* _EXERCISE INSTRUCTIONS_
Could you duplicate every line of the data below word for word, leaving the pictures out?

Region boundary data:
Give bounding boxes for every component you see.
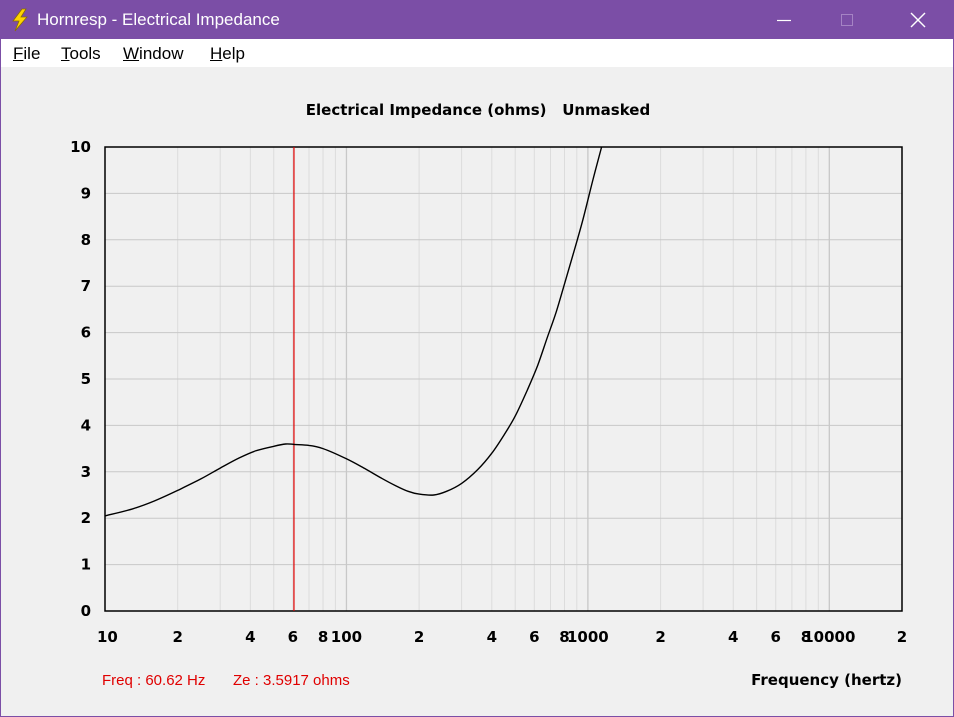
x-tick-label: 10000 <box>803 628 855 646</box>
chart-area: Electrical Impedance (ohms) Unmasked 0 1 2… <box>1 67 953 716</box>
x-tick-label: 6 <box>288 628 298 646</box>
y-tick-label: 1 <box>81 556 91 574</box>
lightning-bolt-icon <box>12 8 28 32</box>
minimize-icon <box>777 19 791 22</box>
maximize-icon <box>841 14 853 26</box>
menu-file[interactable]: File <box>13 44 40 64</box>
y-tick-label: 9 <box>81 184 91 202</box>
y-tick-label: 4 <box>81 416 91 434</box>
window-title: Hornresp - Electrical Impedance <box>37 10 280 29</box>
x-tick-label: 8 <box>318 628 328 646</box>
x-tick-label: 10 <box>97 628 118 646</box>
x-tick-label: 2 <box>414 628 424 646</box>
y-tick-labels: 0 1 2 3 4 5 6 7 8 9 10 <box>70 138 91 620</box>
y-tick-label: 0 <box>81 602 91 620</box>
x-tick-label: 4 <box>728 628 738 646</box>
maximize-button[interactable] <box>824 1 870 39</box>
x-tick-labels: 10 2 4 6 8 100 2 4 6 81000 2 4 6 810000 2 <box>97 628 907 646</box>
chart-title: Electrical Impedance (ohms) Unmasked <box>306 101 650 119</box>
impedance-curve <box>104 146 603 517</box>
minimize-button[interactable] <box>761 1 807 39</box>
freq-readout: Freq : 60.62 Hz <box>102 672 205 689</box>
x-tick-label: 6 <box>771 628 781 646</box>
app-window: Hornresp - Electrical Impedance File Too… <box>0 0 954 717</box>
menu-help[interactable]: Help <box>210 44 245 64</box>
x-tick-label: 2 <box>897 628 907 646</box>
x-tick-label: 100 <box>331 628 362 646</box>
y-tick-label: 8 <box>81 231 91 249</box>
close-icon <box>910 12 926 28</box>
title-bar[interactable]: Hornresp - Electrical Impedance <box>1 1 953 39</box>
close-button[interactable] <box>895 1 941 39</box>
y-tick-label: 6 <box>81 324 91 342</box>
menu-bar: File Tools Window Help <box>1 39 953 67</box>
x-tick-label: 1000 <box>567 628 609 646</box>
y-tick-label: 3 <box>81 463 91 481</box>
impedance-chart[interactable]: Electrical Impedance (ohms) Unmasked 0 1 2… <box>1 67 953 716</box>
x-tick-label: 2 <box>655 628 665 646</box>
menu-tools[interactable]: Tools <box>61 44 101 64</box>
menu-window[interactable]: Window <box>123 44 183 64</box>
y-tick-label: 2 <box>81 509 91 527</box>
y-tick-label: 5 <box>81 370 91 388</box>
x-tick-label: 4 <box>245 628 255 646</box>
ze-readout: Ze : 3.5917 ohms <box>233 672 350 689</box>
grid-lines <box>105 147 902 611</box>
x-tick-label: 2 <box>172 628 182 646</box>
y-tick-label: 10 <box>70 138 91 156</box>
x-tick-label: 6 <box>529 628 539 646</box>
y-tick-label: 7 <box>81 277 91 295</box>
x-axis-label: Frequency (hertz) <box>751 671 902 689</box>
x-tick-label: 4 <box>487 628 497 646</box>
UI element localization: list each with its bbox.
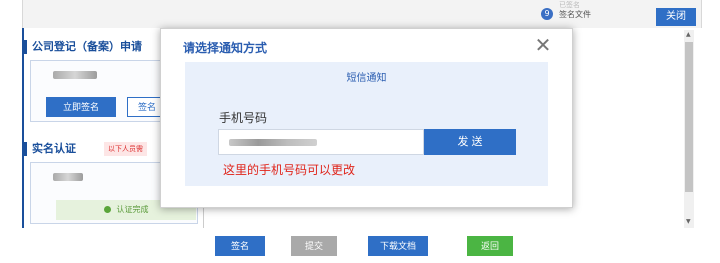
bottom-action-bar	[0, 228, 720, 263]
tab-sms-notification[interactable]: 短信通知	[185, 69, 548, 84]
scrollbar-thumb[interactable]	[685, 42, 693, 192]
blurred-phone-number	[229, 139, 317, 146]
phone-editable-note: 这里的手机号码可以更改	[223, 163, 356, 177]
close-icon[interactable]: ✕	[531, 33, 555, 57]
notice-tag: 以下人员需	[104, 142, 147, 156]
signature-file-row[interactable]: 9 签名文件	[541, 8, 591, 20]
close-button[interactable]: 关闭	[656, 8, 696, 26]
sign-bottom-button[interactable]: 签名	[215, 236, 265, 256]
check-dot-icon	[103, 206, 111, 213]
sign-now-button[interactable]: 立即签名	[46, 97, 116, 117]
realname-auth-title: 实名认证	[24, 142, 76, 156]
scroll-up-icon[interactable]: ▲	[686, 31, 691, 38]
verified-label: 认证完成	[116, 205, 149, 214]
dialog-title: 请选择通知方式	[183, 41, 268, 55]
send-button[interactable]: 发 送	[424, 129, 516, 155]
download-document-button[interactable]: 下载文档	[368, 236, 428, 256]
submit-button[interactable]: 提交	[291, 236, 337, 256]
phone-label: 手机号码	[219, 111, 268, 125]
signature-file-label: 签名文件	[559, 9, 591, 19]
signature-file-count-badge: 9	[541, 8, 553, 20]
sms-panel: 短信通知 手机号码 发 送 这里的手机号码可以更改	[185, 62, 548, 186]
scroll-down-icon[interactable]: ▼	[686, 218, 691, 225]
company-registration-title: 公司登记（备案）申请	[24, 40, 142, 54]
back-button[interactable]: 返回	[467, 236, 513, 256]
top-bar: 已签名 9 签名文件	[22, 0, 702, 28]
notification-dialog: 请选择通知方式 ✕ 短信通知 手机号码 发 送 这里的手机号码可以更改	[160, 28, 573, 208]
blurred-name	[53, 173, 83, 181]
scrollbar[interactable]: ▲ ▼	[684, 30, 694, 228]
blurred-name	[53, 71, 97, 79]
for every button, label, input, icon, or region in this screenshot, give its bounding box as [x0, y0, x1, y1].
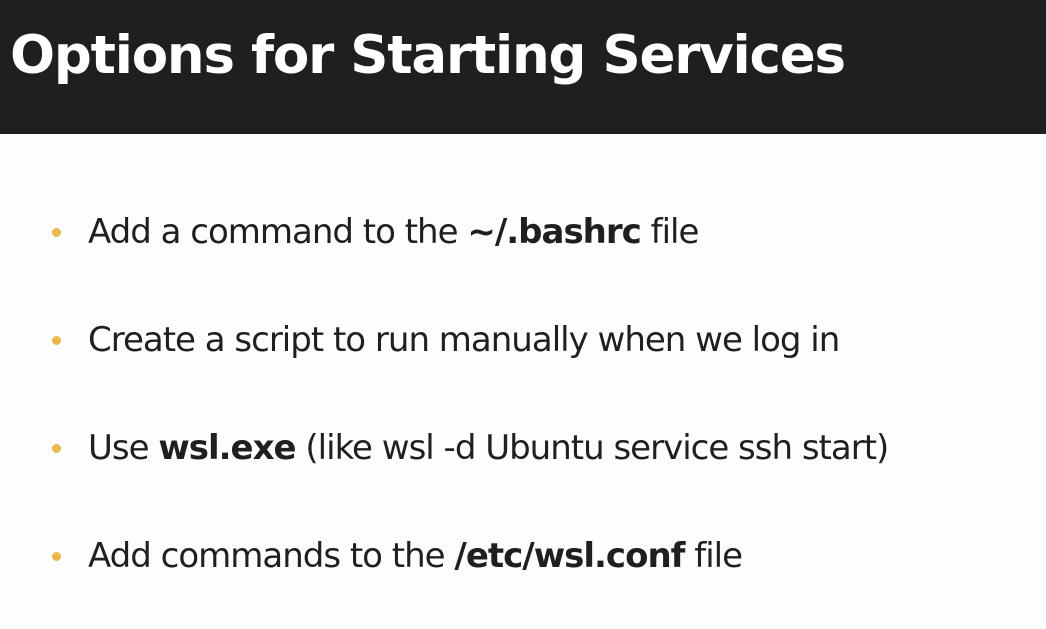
bullet-dot-icon — [52, 227, 61, 237]
bullet-dot-icon — [52, 551, 61, 561]
bullet-text-bold: wsl.exe — [158, 428, 296, 468]
bullet-text: Add a command to the ~/.bashrc file — [88, 202, 700, 262]
bullet-text-plain: Use — [88, 428, 159, 468]
bullet-text-bold: ~/.bashrc — [467, 212, 641, 252]
bullet-item: Use wsl.exe (like wsl -d Ubuntu service … — [52, 418, 889, 478]
bullet-text: Create a script to run manually when we … — [88, 310, 840, 370]
title-bar: Options for Starting Services — [0, 0, 1046, 134]
bullet-text-plain: Add a command to the — [88, 212, 468, 252]
bullet-dot-icon — [52, 443, 61, 453]
bullet-dot-icon — [52, 335, 61, 345]
bullet-text-plain: Add commands to the — [88, 536, 455, 576]
bullet-item: Add commands to the /etc/wsl.conf file — [52, 526, 743, 586]
bullet-text-plain: file — [640, 212, 700, 252]
bullet-text: Use wsl.exe (like wsl -d Ubuntu service … — [88, 418, 889, 478]
bullet-item: Add a command to the ~/.bashrc file — [52, 202, 700, 262]
bullet-text-plain: Create a script to run manually when we … — [88, 320, 840, 360]
bullet-text-plain: (like wsl -d Ubuntu service ssh start) — [295, 428, 889, 468]
slide: Options for Starting Services Add a comm… — [0, 0, 1046, 629]
bullet-text-plain: file — [684, 536, 743, 576]
bullet-text: Add commands to the /etc/wsl.conf file — [88, 526, 743, 586]
bullet-text-bold: /etc/wsl.conf — [454, 536, 685, 576]
bullet-item: Create a script to run manually when we … — [52, 310, 840, 370]
slide-title: Options for Starting Services — [10, 25, 846, 86]
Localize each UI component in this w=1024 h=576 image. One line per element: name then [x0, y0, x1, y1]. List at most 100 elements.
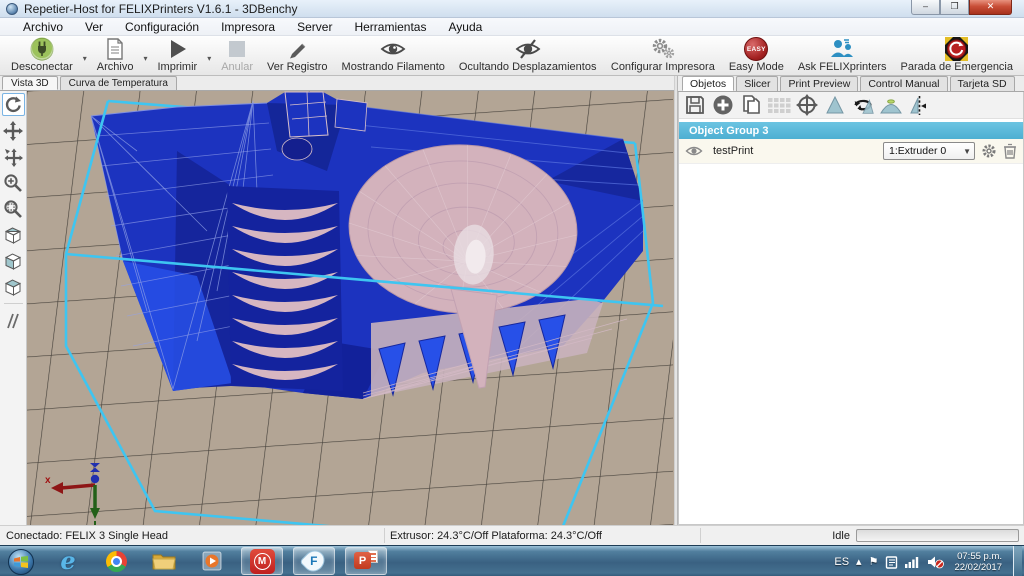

* _RIGHT ANSWER_
Give bounding boxes for every component you see.
x-tick-label: 10000 <box>803 628 855 646</box>
chart-area: Electrical Impedance (ohms) Unmasked 0 1 2… <box>1 67 953 716</box>
x-tick-label: 6 <box>288 628 298 646</box>
y-tick-label: 1 <box>81 556 91 574</box>
lightning-bolt-icon <box>12 8 28 32</box>
minimize-icon <box>777 19 791 22</box>
maximize-icon <box>841 14 853 26</box>
menu-file[interactable]: File <box>13 44 40 64</box>
y-tick-label: 9 <box>81 184 91 202</box>
y-tick-label: 4 <box>81 416 91 434</box>
window-title: Hornresp - Electrical Impedance <box>37 10 280 29</box>
x-tick-label: 8 <box>318 628 328 646</box>
x-tick-label: 10 <box>97 628 118 646</box>
x-tick-label: 2 <box>414 628 424 646</box>
y-tick-labels: 0 1 2 3 4 5 6 7 8 9 10 <box>70 138 91 620</box>
y-tick-label: 0 <box>81 602 91 620</box>
x-tick-label: 4 <box>728 628 738 646</box>
maximize-button[interactable] <box>824 1 870 39</box>
x-tick-labels: 10 2 4 6 8 100 2 4 6 81000 2 4 6 810000 2 <box>97 628 907 646</box>
chart-title: Electrical Impedance (ohms) Unmasked <box>306 101 650 119</box>
impedance-curve <box>104 146 603 517</box>
minimize-button[interactable] <box>761 1 807 39</box>
freq-readout: Freq : 60.62 Hz <box>102 672 205 689</box>
x-tick-label: 6 <box>771 628 781 646</box>
app-window: Hornresp - Electrical Impedance File Too… <box>0 0 954 717</box>
menu-help[interactable]: Help <box>210 44 245 64</box>
x-tick-label: 2 <box>897 628 907 646</box>
x-tick-label: 100 <box>331 628 362 646</box>
y-tick-label: 8 <box>81 231 91 249</box>
close-icon <box>910 12 926 28</box>
title-bar[interactable]: Hornresp - Electrical Impedance <box>1 1 953 39</box>
close-button[interactable] <box>895 1 941 39</box>
y-tick-label: 6 <box>81 324 91 342</box>
menu-bar: File Tools Window Help <box>1 39 953 67</box>
x-tick-label: 1000 <box>567 628 609 646</box>
y-tick-label: 3 <box>81 463 91 481</box>
impedance-chart[interactable]: Electrical Impedance (ohms) Unmasked 0 1 2… <box>1 67 953 716</box>
x-tick-label: 2 <box>655 628 665 646</box>
menu-tools[interactable]: Tools <box>61 44 101 64</box>
menu-window[interactable]: Window <box>123 44 183 64</box>
y-tick-label: 2 <box>81 509 91 527</box>
y-tick-label: 5 <box>81 370 91 388</box>
x-tick-label: 4 <box>245 628 255 646</box>
ze-readout: Ze : 3.5917 ohms <box>233 672 350 689</box>
grid-lines <box>105 147 902 611</box>
x-tick-label: 2 <box>172 628 182 646</box>
y-tick-label: 10 <box>70 138 91 156</box>
x-tick-label: 6 <box>529 628 539 646</box>
y-tick-label: 7 <box>81 277 91 295</box>
x-axis-label: Frequency (hertz) <box>751 671 902 689</box>
x-tick-label: 4 <box>487 628 497 646</box>
UI element localization: list each with its bbox.
bottom-action-bar	[0, 228, 720, 263]
tab-sms-notification[interactable]: 短信通知	[185, 69, 548, 84]
scrollbar-thumb[interactable]	[685, 42, 693, 192]
blurred-phone-number	[229, 139, 317, 146]
phone-editable-note: 这里的手机号码可以更改	[223, 163, 356, 177]
close-icon[interactable]: ✕	[531, 33, 555, 57]
notice-tag: 以下人员需	[104, 142, 147, 156]
signature-file-row[interactable]: 9 签名文件	[541, 8, 591, 20]
close-button[interactable]: 关闭	[656, 8, 696, 26]
sign-bottom-button[interactable]: 签名	[215, 236, 265, 256]
check-dot-icon	[103, 206, 111, 213]
sign-now-button[interactable]: 立即签名	[46, 97, 116, 117]
realname-auth-title: 实名认证	[24, 142, 76, 156]
scroll-up-icon[interactable]: ▲	[686, 31, 691, 38]
verified-label: 认证完成	[116, 205, 149, 214]
dialog-title: 请选择通知方式	[183, 41, 268, 55]
send-button[interactable]: 发 送	[424, 129, 516, 155]
download-document-button[interactable]: 下载文档	[368, 236, 428, 256]
submit-button[interactable]: 提交	[291, 236, 337, 256]
phone-label: 手机号码	[219, 111, 268, 125]
signature-file-label: 签名文件	[559, 9, 591, 19]
signature-file-count-badge: 9	[541, 8, 553, 20]
sms-panel: 短信通知 手机号码 发 送 这里的手机号码可以更改	[185, 62, 548, 186]
scroll-down-icon[interactable]: ▼	[686, 218, 691, 225]
company-registration-title: 公司登记（备案）申请	[24, 40, 142, 54]
back-button[interactable]: 返回	[467, 236, 513, 256]
top-bar: 已签名 9 签名文件	[22, 0, 702, 28]
notification-dialog: 请选择通知方式 ✕ 短信通知 手机号码 发 送 这里的手机号码可以更改	[160, 28, 573, 208]
blurred-name	[53, 173, 83, 181]
scrollbar[interactable]: ▲ ▼	[684, 30, 694, 228]
blurred-name	[53, 71, 97, 79]
for every button, label, input, icon, or region in this screenshot, give its bounding box as [x0, y0, x1, y1].
bullet-dot-icon — [52, 227, 61, 237]
bullet-dot-icon — [52, 551, 61, 561]
bullet-text-bold: wsl.exe — [158, 428, 296, 468]
bullet-text: Add a command to the ~/.bashrc file — [88, 202, 700, 262]
bullet-text-plain: Use — [88, 428, 159, 468]
bullet-text-bold: ~/.bashrc — [467, 212, 641, 252]
bullet-item: Use wsl.exe (like wsl -d Ubuntu service … — [52, 418, 889, 478]
bullet-text: Create a script to run manually when we … — [88, 310, 840, 370]
title-bar: Options for Starting Services — [0, 0, 1046, 134]
bullet-text-plain: Add a command to the — [88, 212, 468, 252]
bullet-dot-icon — [52, 443, 61, 453]
bullet-dot-icon — [52, 335, 61, 345]
bullet-text-plain: Add commands to the — [88, 536, 455, 576]
bullet-item: Add commands to the /etc/wsl.conf file — [52, 526, 743, 586]
bullet-text-plain: file — [640, 212, 700, 252]
bullet-text: Use wsl.exe (like wsl -d Ubuntu service … — [88, 418, 889, 478]
bullet-item: Add a command to the ~/.bashrc file — [52, 202, 700, 262]
bullet-text-plain: Create a script to run manually when we … — [88, 320, 840, 360]
bullet-text-plain: (like wsl -d Ubuntu service ssh start) — [295, 428, 889, 468]
slide: Options for Starting Services Add a comm… — [0, 0, 1046, 629]
bullet-text-plain: file — [684, 536, 743, 576]
bullet-text: Add commands to the /etc/wsl.conf file — [88, 526, 743, 586]
bullet-text-bold: /etc/wsl.conf — [454, 536, 685, 576]
bullet-item: Create a script to run manually when we … — [52, 310, 840, 370]
slide-title: Options for Starting Services — [10, 25, 846, 86]
Localize each UI component in this w=1024 h=576 image. One line per element: name then [x0, y0, x1, y1]. List at most 100 elements.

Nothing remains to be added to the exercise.